* OBJECTIVE
Filter these entries, keeping only lines that hold the word "โถงบ".

--- start PROVIDED MATERIAL ---

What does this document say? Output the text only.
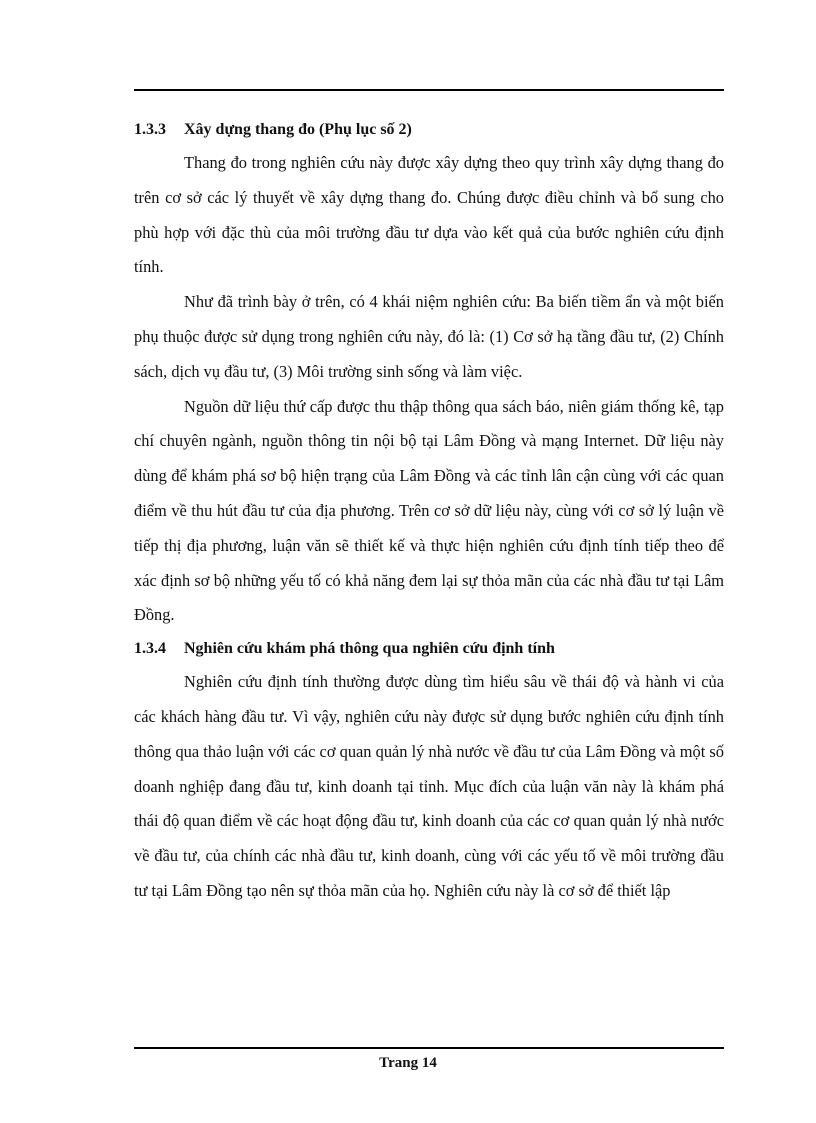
1.3.3 Xây dựng thang đo (Phụ lục số 2)

Thang đo trong nghiên cứu này được xây dựng theo quy trình xây dựng thang đo trên cơ sở các lý thuyết về xây dựng thang đo. Chúng được điều chỉnh và bổ sung cho phù hợp với đặc thù của môi trường đầu tư dựa vào kết quả của bước nghiên cứu định tính.

Như đã trình bày ở trên, có 4 khái niệm nghiên cứu: Ba biến tiềm ẩn và một biến phụ thuộc được sử dụng trong nghiên cứu này, đó là: (1) Cơ sở hạ tầng đầu tư, (2) Chính sách, dịch vụ đầu tư, (3) Môi trường sinh sống và làm việc.

Nguồn dữ liệu thứ cấp được thu thập thông qua sách báo, niên giám thống kê, tạp chí chuyên ngành, nguồn thông tin nội bộ tại Lâm Đồng và mạng Internet. Dữ liệu này dùng để khám phá sơ bộ hiện trạng của Lâm Đồng và các tỉnh lân cận cùng với các quan điểm về thu hút đầu tư của địa phương. Trên cơ sở dữ liệu này, cùng với cơ sở lý luận về tiếp thị địa phương, luận văn sẽ thiết kế và thực hiện nghiên cứu định tính tiếp theo để xác định sơ bộ những yếu tố có khả năng đem lại sự thỏa mãn của các nhà đầu tư tại Lâm Đồng.

1.3.4 Nghiên cứu khám phá thông qua nghiên cứu định tính

Nghiên cứu định tính thường được dùng tìm hiểu sâu về thái độ và hành vi của các khách hàng đầu tư. Vì vậy, nghiên cứu này được sử dụng bước nghiên cứu định tính thông qua thảo luận với các cơ quan quản lý nhà nước về đầu tư của Lâm Đồng và một số doanh nghiệp đang đầu tư, kinh doanh tại tỉnh. Mục đích của luận văn này là khám phá thái độ quan điểm về các hoạt động đầu tư, kinh doanh của các cơ quan quản lý nhà nước về đầu tư, của chính các nhà đầu tư, kinh doanh, cùng với các yếu tố về môi trường đầu tư tại Lâm Đồng tạo nên sự thỏa mãn của họ. Nghiên cứu này là cơ sở để thiết lập

Trang 14
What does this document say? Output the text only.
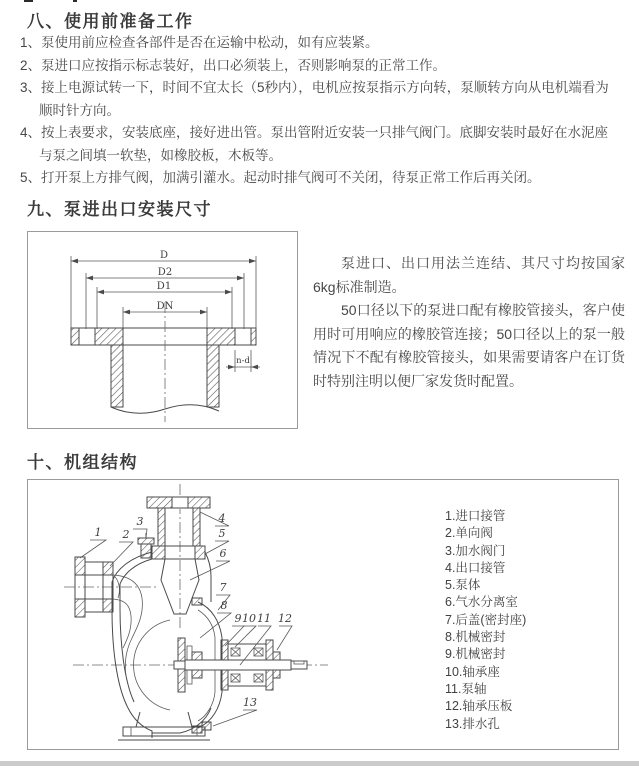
八、使用前准备工作
1、泵使用前应检查各部件是否在运输中松动，如有应装紧。
2、泵进口应按指示标志装好，出口必须装上，否则影响泵的正常工作。
3、接上电源试转一下，时间不宜太长（5秒内），电机应按泵指示方向转，泵顺转方向从电机端看为顺时针方向。
4、按上表要求，安装底座，接好进出管。泵出管附近安装一只排气阀门。底脚安装时最好在水泥座与泵之间填一软垫，如橡胶板，木板等。
5、打开泵上方排气阀，加满引灌水。起动时排气阀可不关闭，待泵正常工作后再关闭。
九、泵进出口安装尺寸
D
D2
D1
DN
n-d

泵进口、出口用法兰连结、其尺寸均按国家6kg标准制造。

50口径以下的泵进口配有橡胶管接头，客户使用时可用响应的橡胶管连接；50口径以上的泵一般情况下不配有橡胶管接头，如果需要请客户在订货时特别注明以便厂家发货时配置。

十、机组结构
1 2
3	4
5
6
7
8
9 10 11 12
13
1.进口接管
2.单向阀
3.加水阀门
4.出口接管
5.泵体
6.气水分离室
7.后盖(密封座)
8.机械密封
9.机械密封
10.轴承座
11.泵轴
12.轴承压板
13.排水孔
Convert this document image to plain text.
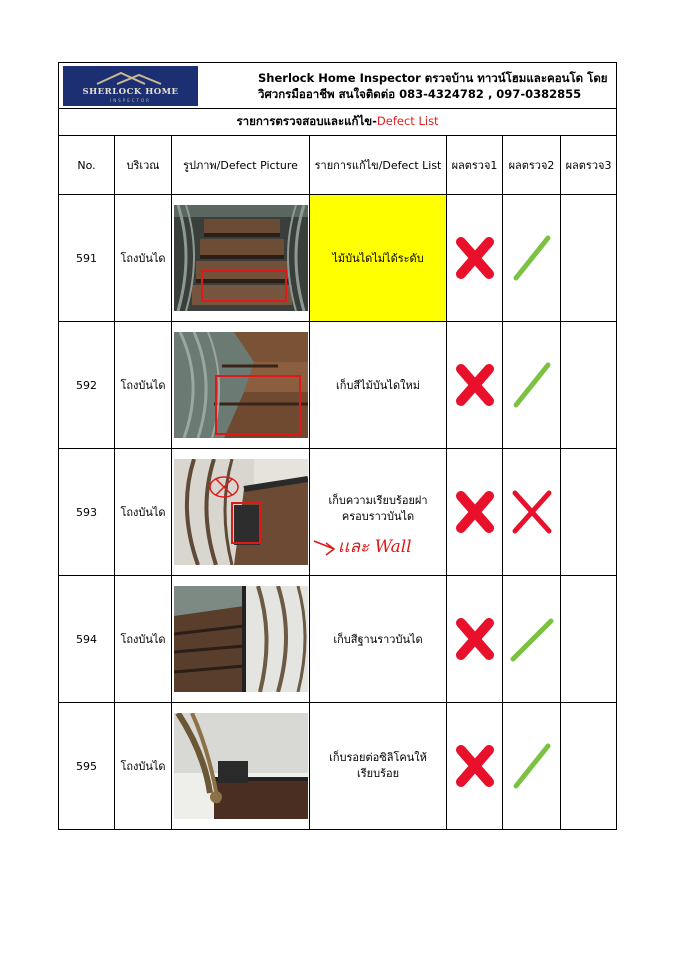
SHERLOCK HOME
INSPECTOR
Sherlock Home Inspector ตรวจบ้าน ทาวน์โฮมและคอนโด โดย
วิศวกรมืออาชีพ สนใจติดต่อ 083-4324782 , 097-0382855						

รายการตรวจสอบและแก้ไข-Defect List						
No.	บริเวณ	รูปภาพ/Defect Picture	รายการแก้ไข/Defect List	ผลตรวจ1	ผลตรวจ2	ผลตรวจ3
591	โถงบันได		ไม้บันไดไม่ได้ระดับ	

592	โถงบันได		เก็บสีไม้บันไดใหม่	

593	โถงบันได		เก็บความเรียบร้อยฝาครอบราวบันได
เเละ Wall

594	โถงบันได		เก็บสีฐานราวบันได	

595	โถงบันได		เก็บรอยต่อซิลิโคนให้เรียบร้อย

--- end PROVIDED MATERIAL ---

* WRITTEN RESPONSE
591	โถงบันได		ไม้บันไดไม่ได้ระดับ	
592	โถงบันได		เก็บสีไม้บันไดใหม่	
593	โถงบันได		เก็บความเรียบร้อยฝาครอบราวบันได
594	โถงบันได		เก็บสีฐานราวบันได	
595	โถงบันได		เก็บรอยต่อซิลิโคนให้เรียบร้อย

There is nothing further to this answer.